■ Material for this task
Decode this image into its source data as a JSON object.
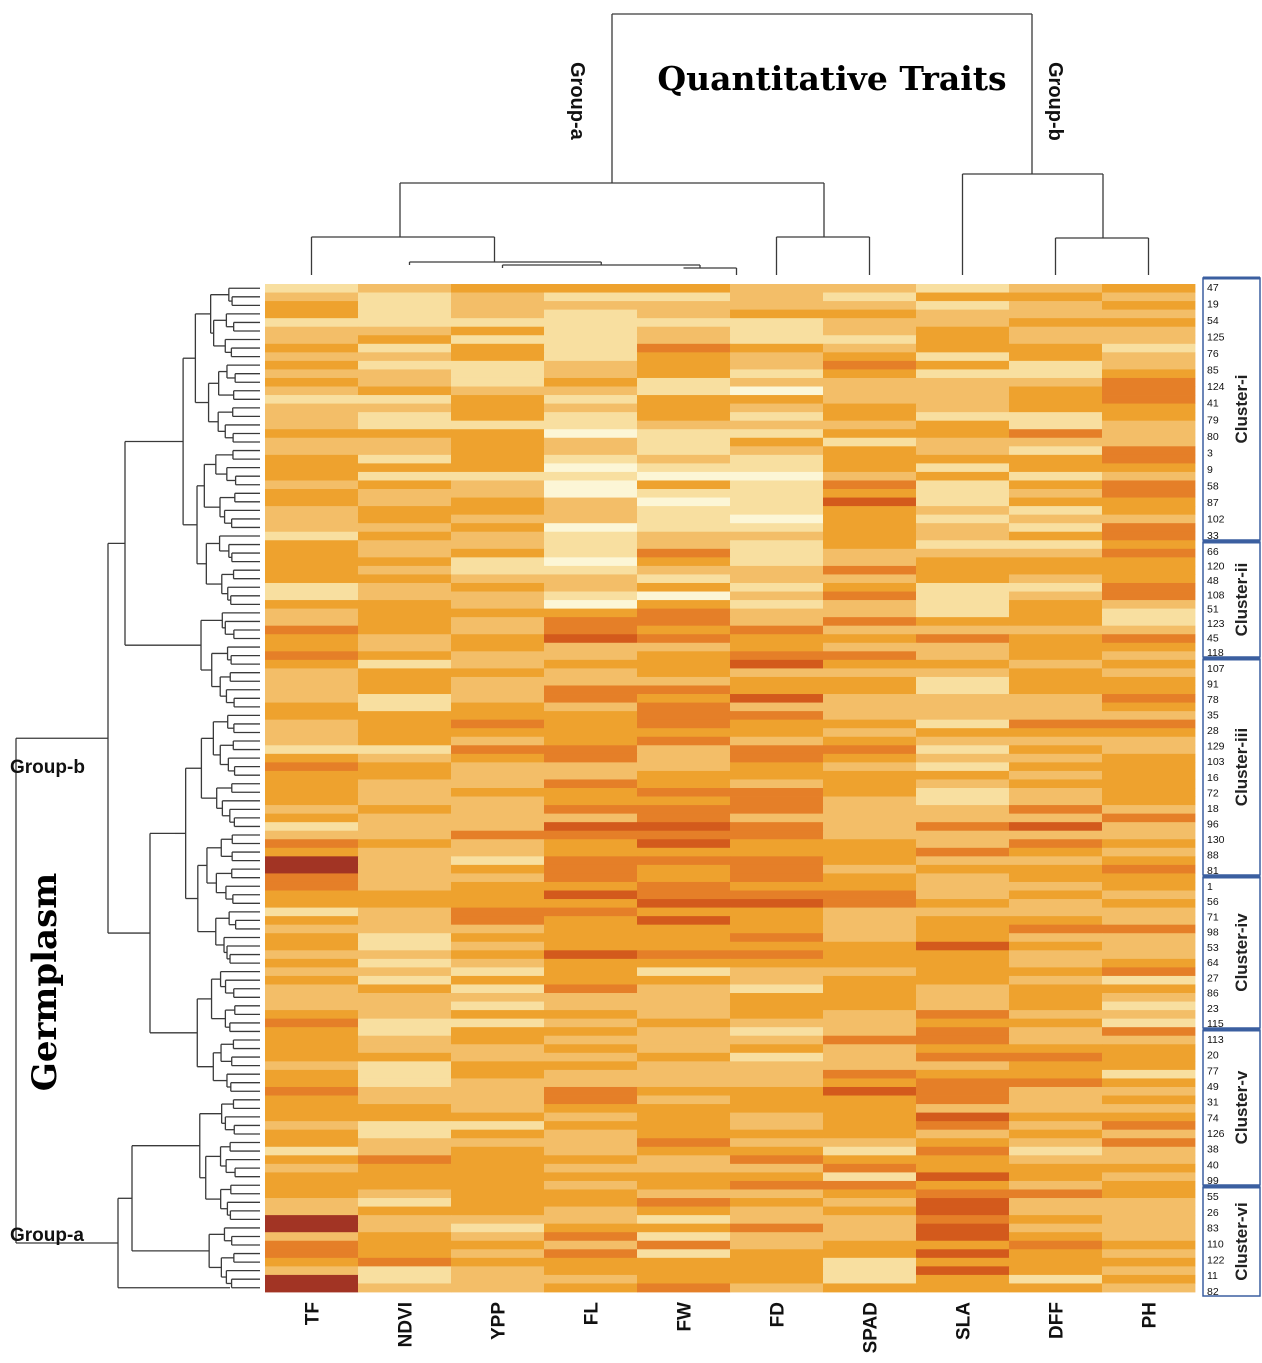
{
  "chart_data": {
    "type": "heatmap",
    "title": "Quantitative Traits",
    "row_axis_title": "Germplasm",
    "column_groups": [
      "Group-a",
      "Group-b"
    ],
    "row_groups": [
      "Group-b",
      "Group-a"
    ],
    "columns": [
      "TF",
      "NDVI",
      "YPP",
      "FL",
      "FW",
      "FD",
      "SPAD",
      "SLA",
      "DFF",
      "PH"
    ],
    "clusters": [
      {
        "name": "Cluster-i",
        "labels": [
          "47",
          "19",
          "54",
          "125",
          "76",
          "85",
          "124",
          "41",
          "79",
          "80",
          "3",
          "9",
          "58",
          "87",
          "102",
          "33"
        ]
      },
      {
        "name": "Cluster-ii",
        "labels": [
          "66",
          "120",
          "48",
          "108",
          "51",
          "123",
          "45",
          "118"
        ]
      },
      {
        "name": "Cluster-iii",
        "labels": [
          "107",
          "91",
          "78",
          "35",
          "28",
          "129",
          "103",
          "16",
          "72",
          "18",
          "96",
          "130",
          "88",
          "81"
        ]
      },
      {
        "name": "Cluster-iv",
        "labels": [
          "1",
          "56",
          "71",
          "98",
          "53",
          "64",
          "27",
          "86",
          "23",
          "115"
        ]
      },
      {
        "name": "Cluster-v",
        "labels": [
          "113",
          "20",
          "77",
          "49",
          "31",
          "74",
          "126",
          "38",
          "40",
          "99"
        ]
      },
      {
        "name": "Cluster-vi",
        "labels": [
          "55",
          "26",
          "83",
          "110",
          "122",
          "11",
          "82"
        ]
      }
    ],
    "colors": {
      "scale": [
        "#fcf6d6",
        "#f8dfa0",
        "#f3be68",
        "#eea22e",
        "#e57f28",
        "#d35a1c",
        "#a23424",
        "#6a1c2a"
      ],
      "line": "#3a3a3a",
      "cluster_box": "#3b5fa0"
    }
  }
}
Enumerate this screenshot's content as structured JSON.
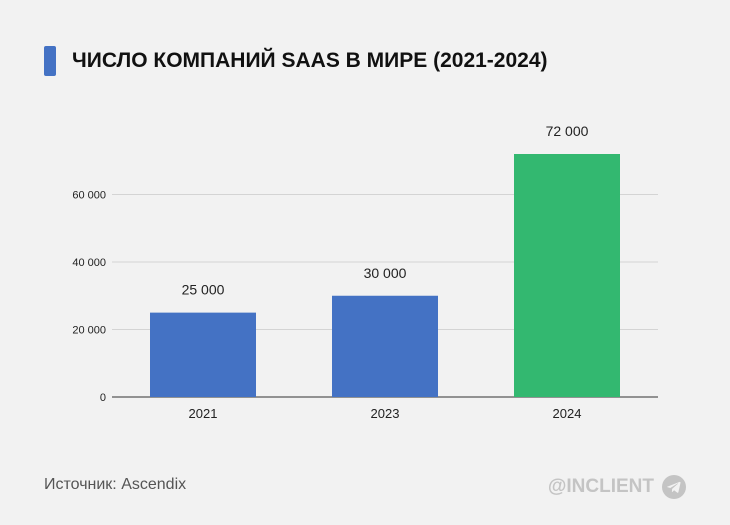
{
  "title": "ЧИСЛО КОМПАНИЙ SAAS В МИРЕ (2021-2024)",
  "source": "Источник: Ascendix",
  "brand": {
    "text": "@INCLIENT",
    "icon": "telegram-icon"
  },
  "colors": {
    "accent": "#4472c4",
    "highlight": "#33b870",
    "background": "#f2f2f2"
  },
  "chart_data": {
    "type": "bar",
    "title": "ЧИСЛО КОМПАНИЙ SAAS В МИРЕ (2021-2024)",
    "categories": [
      "2021",
      "2023",
      "2024"
    ],
    "values": [
      25000,
      30000,
      72000
    ],
    "value_labels": [
      "25 000",
      "30 000",
      "72 000"
    ],
    "bar_colors": [
      "#4472c4",
      "#4472c4",
      "#33b870"
    ],
    "y_ticks": [
      0,
      20000,
      40000,
      60000
    ],
    "y_tick_labels": [
      "0",
      "20 000",
      "40 000",
      "60 000"
    ],
    "ylim": [
      0,
      80000
    ],
    "xlabel": "",
    "ylabel": "",
    "grid": true,
    "legend": "none"
  }
}
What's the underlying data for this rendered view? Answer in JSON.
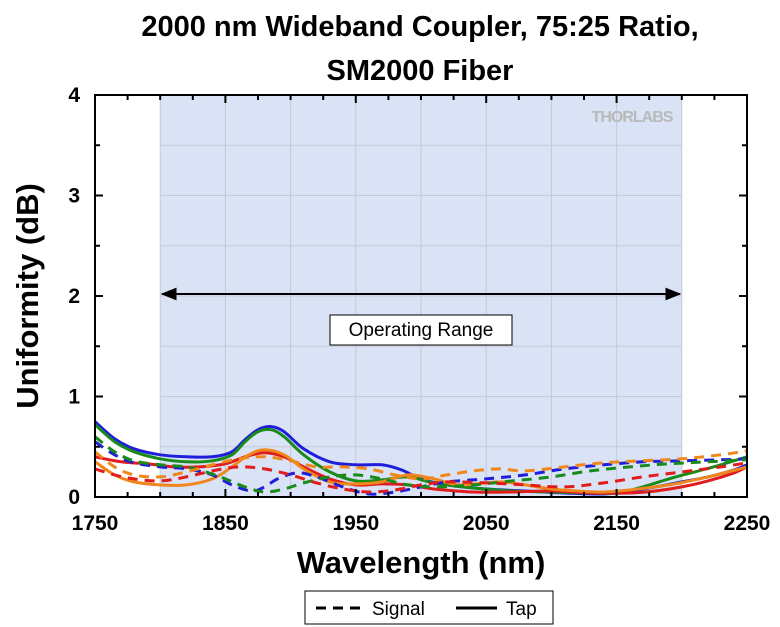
{
  "chart_data": {
    "type": "line",
    "title_lines": [
      "2000 nm Wideband Coupler, 75:25 Ratio,",
      "SM2000 Fiber"
    ],
    "xlabel": "Wavelength (nm)",
    "ylabel": "Uniformity (dB)",
    "xlim": [
      1750,
      2250
    ],
    "ylim": [
      0,
      4
    ],
    "xticks": [
      1750,
      1850,
      1950,
      2050,
      2150,
      2250
    ],
    "yticks": [
      0,
      1,
      2,
      3,
      4
    ],
    "grid": true,
    "operating_range": {
      "x": [
        1800,
        2200
      ],
      "y_arrow": 2.02,
      "label": "Operating Range",
      "fill": "#d9e3f5"
    },
    "watermark": "THORLABS",
    "legend": {
      "placement": "bottom-center",
      "entries": [
        {
          "label": "Signal",
          "style": "dashed"
        },
        {
          "label": "Tap",
          "style": "solid"
        }
      ]
    },
    "series": [
      {
        "kind": "Tap",
        "style": "solid",
        "color": "#1f1fdb",
        "x": [
          1750,
          1765,
          1780,
          1800,
          1820,
          1840,
          1855,
          1865,
          1875,
          1885,
          1895,
          1910,
          1930,
          1950,
          1970,
          1985,
          2000,
          2020,
          2050,
          2080,
          2110,
          2140,
          2160,
          2180,
          2200,
          2220,
          2240,
          2250
        ],
        "y": [
          0.75,
          0.58,
          0.48,
          0.42,
          0.4,
          0.4,
          0.45,
          0.57,
          0.67,
          0.7,
          0.65,
          0.48,
          0.35,
          0.32,
          0.32,
          0.27,
          0.18,
          0.12,
          0.08,
          0.06,
          0.04,
          0.03,
          0.06,
          0.1,
          0.15,
          0.2,
          0.27,
          0.32
        ]
      },
      {
        "kind": "Tap",
        "style": "solid",
        "color": "#1a8a1a",
        "x": [
          1750,
          1765,
          1780,
          1800,
          1820,
          1840,
          1855,
          1865,
          1875,
          1885,
          1895,
          1910,
          1930,
          1950,
          1970,
          1990,
          2010,
          2040,
          2070,
          2100,
          2130,
          2150,
          2170,
          2190,
          2210,
          2230,
          2250
        ],
        "y": [
          0.72,
          0.55,
          0.45,
          0.38,
          0.35,
          0.36,
          0.42,
          0.55,
          0.65,
          0.67,
          0.6,
          0.42,
          0.25,
          0.16,
          0.17,
          0.2,
          0.14,
          0.09,
          0.06,
          0.05,
          0.04,
          0.04,
          0.1,
          0.18,
          0.25,
          0.32,
          0.4
        ]
      },
      {
        "kind": "Tap",
        "style": "solid",
        "color": "#e01c1c",
        "x": [
          1750,
          1770,
          1790,
          1810,
          1830,
          1850,
          1865,
          1880,
          1895,
          1910,
          1930,
          1950,
          1970,
          1990,
          2010,
          2040,
          2070,
          2100,
          2130,
          2160,
          2180,
          2200,
          2220,
          2240,
          2250
        ],
        "y": [
          0.4,
          0.35,
          0.33,
          0.3,
          0.3,
          0.33,
          0.4,
          0.44,
          0.4,
          0.3,
          0.18,
          0.12,
          0.13,
          0.12,
          0.08,
          0.05,
          0.05,
          0.06,
          0.04,
          0.04,
          0.06,
          0.1,
          0.16,
          0.24,
          0.3
        ]
      },
      {
        "kind": "Tap",
        "style": "solid",
        "color": "#f0871c",
        "x": [
          1750,
          1765,
          1780,
          1800,
          1820,
          1840,
          1855,
          1868,
          1880,
          1895,
          1910,
          1930,
          1950,
          1970,
          1990,
          2010,
          2030,
          2060,
          2080,
          2100,
          2120,
          2140,
          2160,
          2190,
          2220,
          2250
        ],
        "y": [
          0.35,
          0.22,
          0.15,
          0.12,
          0.12,
          0.18,
          0.3,
          0.42,
          0.47,
          0.42,
          0.28,
          0.15,
          0.13,
          0.15,
          0.22,
          0.18,
          0.12,
          0.15,
          0.12,
          0.08,
          0.06,
          0.05,
          0.07,
          0.12,
          0.2,
          0.3
        ]
      },
      {
        "kind": "Signal",
        "style": "dashed",
        "color": "#1f1fdb",
        "x": [
          1750,
          1765,
          1780,
          1800,
          1820,
          1840,
          1855,
          1870,
          1880,
          1890,
          1905,
          1920,
          1940,
          1960,
          1980,
          2000,
          2020,
          2050,
          2080,
          2110,
          2140,
          2170,
          2200,
          2230,
          2250
        ],
        "y": [
          0.55,
          0.42,
          0.34,
          0.3,
          0.28,
          0.22,
          0.12,
          0.06,
          0.1,
          0.18,
          0.24,
          0.2,
          0.1,
          0.03,
          0.05,
          0.1,
          0.15,
          0.18,
          0.22,
          0.28,
          0.32,
          0.35,
          0.36,
          0.37,
          0.38
        ]
      },
      {
        "kind": "Signal",
        "style": "dashed",
        "color": "#1a8a1a",
        "x": [
          1750,
          1765,
          1780,
          1800,
          1820,
          1835,
          1850,
          1865,
          1880,
          1895,
          1910,
          1930,
          1950,
          1970,
          1990,
          2010,
          2040,
          2070,
          2100,
          2130,
          2160,
          2190,
          2220,
          2250
        ],
        "y": [
          0.6,
          0.45,
          0.36,
          0.32,
          0.3,
          0.25,
          0.18,
          0.1,
          0.05,
          0.08,
          0.14,
          0.2,
          0.22,
          0.18,
          0.12,
          0.1,
          0.12,
          0.16,
          0.2,
          0.26,
          0.3,
          0.33,
          0.35,
          0.37
        ]
      },
      {
        "kind": "Signal",
        "style": "dashed",
        "color": "#e01c1c",
        "x": [
          1750,
          1765,
          1780,
          1800,
          1820,
          1840,
          1860,
          1880,
          1900,
          1920,
          1940,
          1960,
          1980,
          2000,
          2020,
          2050,
          2080,
          2110,
          2140,
          2170,
          2200,
          2230,
          2250
        ],
        "y": [
          0.28,
          0.22,
          0.18,
          0.16,
          0.2,
          0.26,
          0.3,
          0.28,
          0.22,
          0.14,
          0.08,
          0.05,
          0.07,
          0.12,
          0.15,
          0.14,
          0.12,
          0.1,
          0.14,
          0.2,
          0.25,
          0.3,
          0.34
        ]
      },
      {
        "kind": "Signal",
        "style": "dashed",
        "color": "#f0871c",
        "x": [
          1750,
          1765,
          1780,
          1800,
          1820,
          1840,
          1860,
          1880,
          1900,
          1920,
          1940,
          1960,
          1980,
          2000,
          2020,
          2040,
          2060,
          2080,
          2110,
          2140,
          2170,
          2200,
          2230,
          2250
        ],
        "y": [
          0.45,
          0.3,
          0.22,
          0.2,
          0.25,
          0.32,
          0.38,
          0.4,
          0.36,
          0.3,
          0.3,
          0.28,
          0.22,
          0.18,
          0.22,
          0.26,
          0.28,
          0.26,
          0.3,
          0.34,
          0.36,
          0.38,
          0.42,
          0.46
        ]
      }
    ]
  }
}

■ Exercise task
Find every line in the records that has the string "source", then state how many there are and nothing else.

■ Response below
2